#### WORK REQUIRED:
Write out the data again exactly, skipping every picture.

====

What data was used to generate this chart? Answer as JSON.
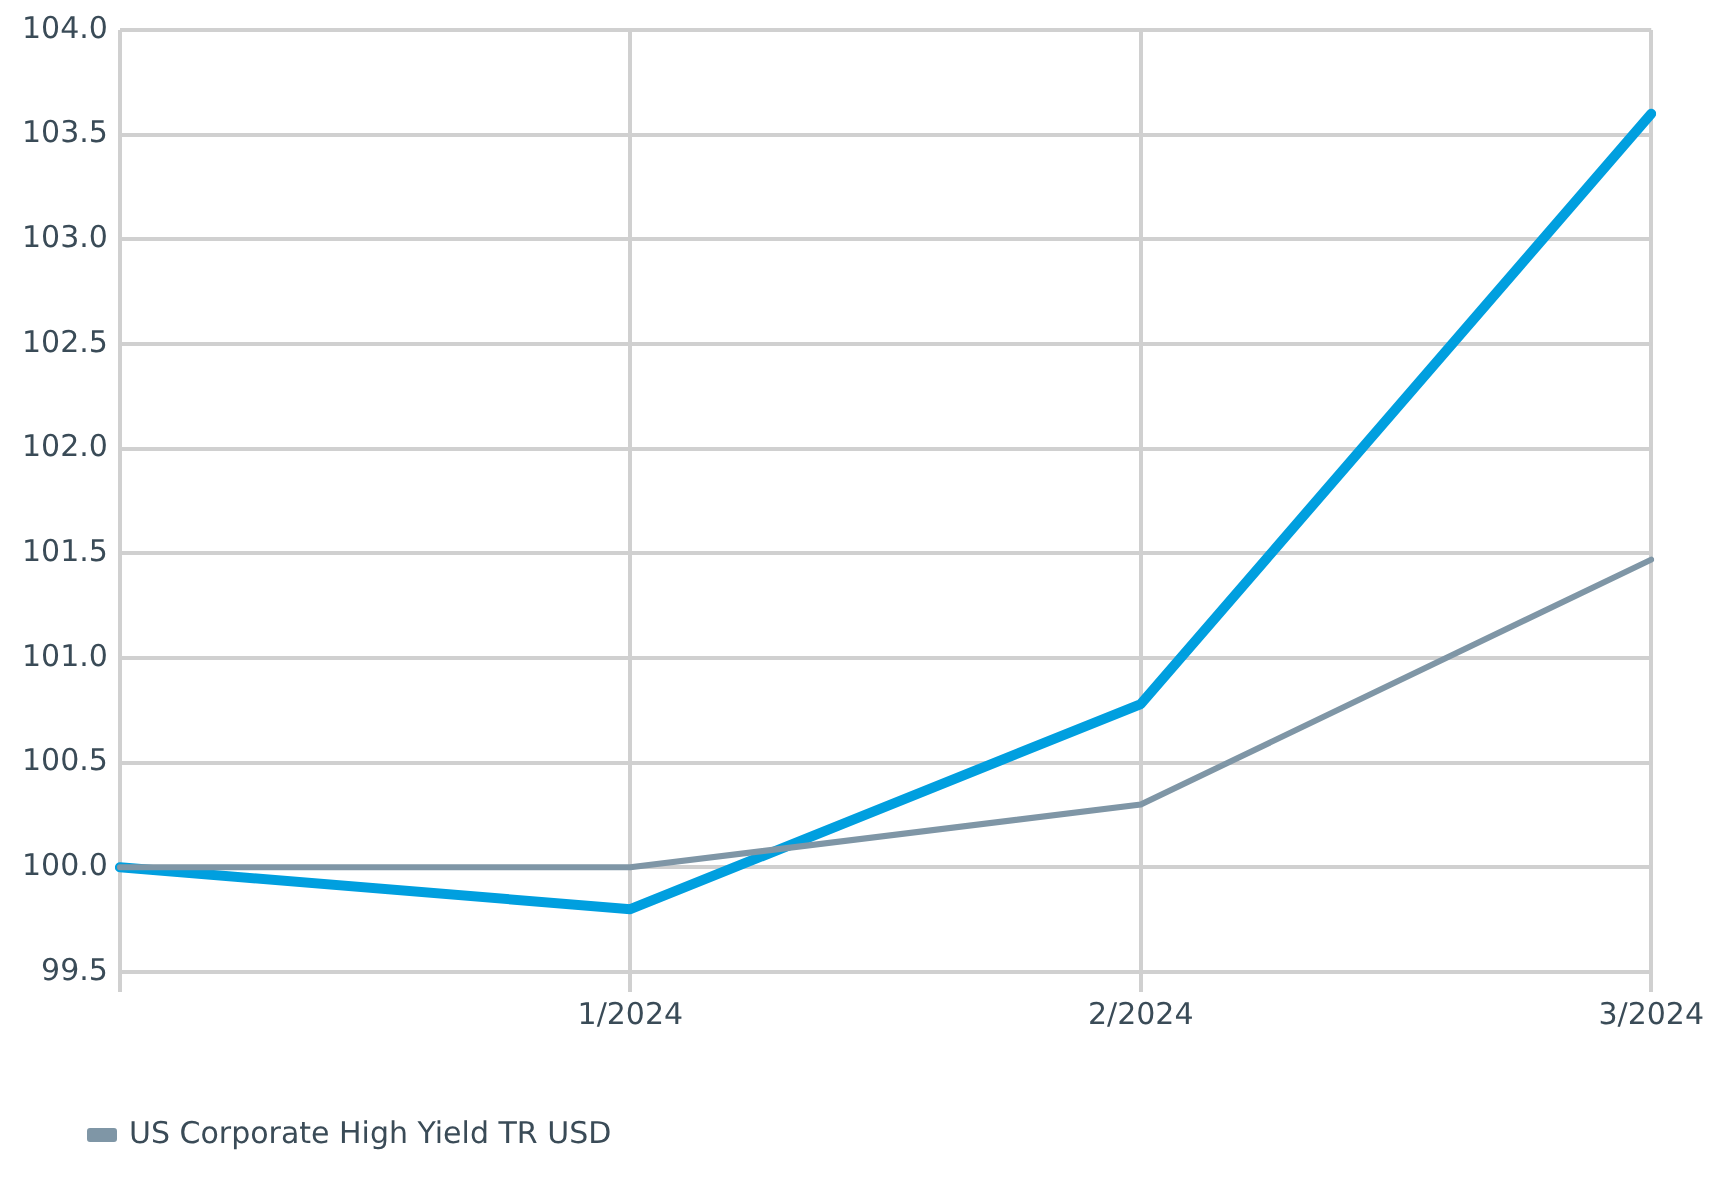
{
  "chart_data": {
    "type": "line",
    "categories": [
      null,
      "1/2024",
      "2/2024",
      "3/2024"
    ],
    "series": [
      {
        "color": "#009fdf",
        "values": [
          100.0,
          99.8,
          100.78,
          103.6
        ]
      },
      {
        "name": "US Corporate High Yield TR USD",
        "color": "#7f96a6",
        "values": [
          100.0,
          100.0,
          100.3,
          101.47
        ]
      }
    ],
    "ylim": [
      99.5,
      104.0
    ],
    "yticks": [
      {
        "value": 99.5,
        "label": "99.5"
      },
      {
        "value": 100,
        "label": "100.0"
      },
      {
        "value": 100.5,
        "label": "100.5"
      },
      {
        "value": 101,
        "label": "101.0"
      },
      {
        "value": 101.5,
        "label": "101.5"
      },
      {
        "value": 102,
        "label": "102.0"
      },
      {
        "value": 102.5,
        "label": "102.5"
      },
      {
        "value": 103,
        "label": "103.0"
      },
      {
        "value": 103.5,
        "label": "103.5"
      },
      {
        "value": 104,
        "label": "104.0"
      }
    ],
    "grid": true,
    "legend": "bottom",
    "marker": "none",
    "line_style": "solid"
  }
}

====

#### TASK RESULT:
What data was used to generate this chart? Answer as JSON.
{
  "chart_data": {
    "type": "line",
    "categories": [
      null,
      "1/2024",
      "2/2024",
      "3/2024"
    ],
    "series": [
      {
        "color": "#009fdf",
        "values": [
          100.0,
          99.8,
          100.78,
          103.6
        ]
      },
      {
        "name": "US Corporate High Yield TR USD",
        "color": "#7f96a6",
        "values": [
          100.0,
          100.0,
          100.3,
          101.47
        ]
      }
    ],
    "ylim": [
      99.5,
      104.0
    ],
    "yticks": [
      {
        "value": 99.5,
        "label": "99.5"
      },
      {
        "value": 100,
        "label": "100.0"
      },
      {
        "value": 100.5,
        "label": "100.5"
      },
      {
        "value": 101,
        "label": "101.0"
      },
      {
        "value": 101.5,
        "label": "101.5"
      },
      {
        "value": 102,
        "label": "102.0"
      },
      {
        "value": 102.5,
        "label": "102.5"
      },
      {
        "value": 103,
        "label": "103.0"
      },
      {
        "value": 103.5,
        "label": "103.5"
      },
      {
        "value": 104,
        "label": "104.0"
      }
    ],
    "grid": true,
    "legend": "bottom",
    "marker": "none",
    "line_style": "solid"
  }
}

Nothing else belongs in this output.